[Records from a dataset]
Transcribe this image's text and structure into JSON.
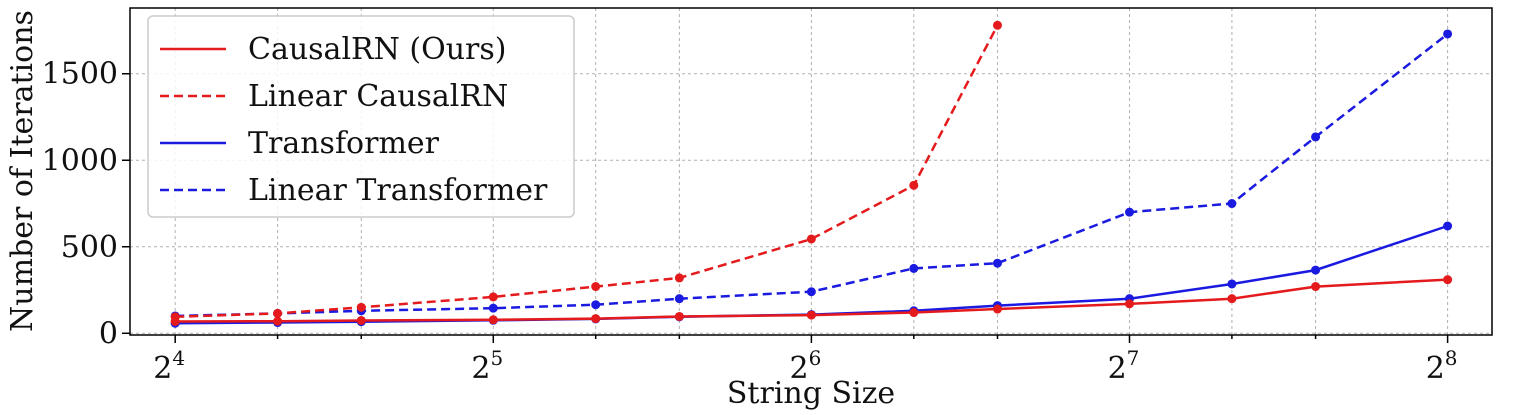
{
  "chart_data": {
    "type": "line",
    "xlabel": "String Size",
    "ylabel": "Number of Iterations",
    "x_scale": "log2",
    "x_ticks": [
      {
        "base": "2",
        "exp": "4",
        "value": 16
      },
      {
        "base": "2",
        "exp": "5",
        "value": 32
      },
      {
        "base": "2",
        "exp": "6",
        "value": 64
      },
      {
        "base": "2",
        "exp": "7",
        "value": 128
      },
      {
        "base": "2",
        "exp": "8",
        "value": 256
      }
    ],
    "y_ticks": [
      "0",
      "500",
      "1000",
      "1500"
    ],
    "xlim": [
      14.5,
      282
    ],
    "ylim": [
      -10,
      1880
    ],
    "grid": true,
    "legend_position": "top-left",
    "x": [
      16,
      20,
      24,
      32,
      40,
      48,
      64,
      80,
      96,
      128,
      160,
      192,
      256
    ],
    "series": [
      {
        "name": "CausalRN (Ours)",
        "color": "#e41a1c",
        "dash": false,
        "values": [
          68,
          70,
          74,
          78,
          85,
          97,
          105,
          120,
          140,
          170,
          200,
          270,
          310
        ]
      },
      {
        "name": "Linear CausalRN",
        "color": "#e41a1c",
        "dash": true,
        "values": [
          95,
          115,
          150,
          210,
          270,
          320,
          545,
          855,
          1780,
          null,
          null,
          null,
          null
        ]
      },
      {
        "name": "Transformer",
        "color": "#1a1ae0",
        "dash": false,
        "values": [
          58,
          62,
          67,
          75,
          83,
          95,
          108,
          130,
          160,
          200,
          285,
          365,
          620
        ]
      },
      {
        "name": "Linear Transformer",
        "color": "#1a1ae0",
        "dash": true,
        "values": [
          100,
          115,
          130,
          145,
          165,
          200,
          240,
          375,
          405,
          700,
          750,
          1135,
          1730
        ]
      }
    ]
  }
}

■ Task brief
List the lines that contain the word "Transformer".

■ Exercise response
        "name": "Transformer",
        "name": "Linear Transformer",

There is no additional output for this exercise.